» Aim of the exercise
Word for word, restate every line of the material.

» Items
— BEGIN —
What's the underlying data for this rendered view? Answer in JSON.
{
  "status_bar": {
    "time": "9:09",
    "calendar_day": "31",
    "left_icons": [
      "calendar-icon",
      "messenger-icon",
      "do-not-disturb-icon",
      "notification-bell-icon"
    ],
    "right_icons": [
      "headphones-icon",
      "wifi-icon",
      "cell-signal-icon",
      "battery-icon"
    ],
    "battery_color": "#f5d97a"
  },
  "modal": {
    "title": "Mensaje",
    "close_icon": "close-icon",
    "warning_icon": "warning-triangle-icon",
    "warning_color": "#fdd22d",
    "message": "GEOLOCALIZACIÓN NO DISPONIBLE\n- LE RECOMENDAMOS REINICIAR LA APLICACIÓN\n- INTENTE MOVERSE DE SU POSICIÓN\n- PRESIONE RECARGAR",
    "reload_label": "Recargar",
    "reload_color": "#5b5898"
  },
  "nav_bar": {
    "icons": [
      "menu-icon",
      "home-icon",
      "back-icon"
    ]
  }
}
— END —
» Correct result
What's the underlying data for this rendered view? Answer in JSON.
{
  "status_bar": {
    "time": "9:09",
    "calendar_day": "31",
    "left_icons": [
      "calendar-icon",
      "messenger-icon",
      "do-not-disturb-icon",
      "notification-bell-icon"
    ],
    "right_icons": [
      "headphones-icon",
      "wifi-icon",
      "cell-signal-icon",
      "battery-icon"
    ],
    "battery_color": "#f5d97a"
  },
  "modal": {
    "title": "Mensaje",
    "close_icon": "close-icon",
    "warning_icon": "warning-triangle-icon",
    "warning_color": "#fdd22d",
    "message": "GEOLOCALIZACIÓN NO DISPONIBLE\n- LE RECOMENDAMOS REINICIAR LA APLICACIÓN\n- INTENTE MOVERSE DE SU POSICIÓN\n- PRESIONE RECARGAR",
    "reload_label": "Recargar",
    "reload_color": "#5b5898"
  },
  "nav_bar": {
    "icons": [
      "menu-icon",
      "home-icon",
      "back-icon"
    ]
  }
}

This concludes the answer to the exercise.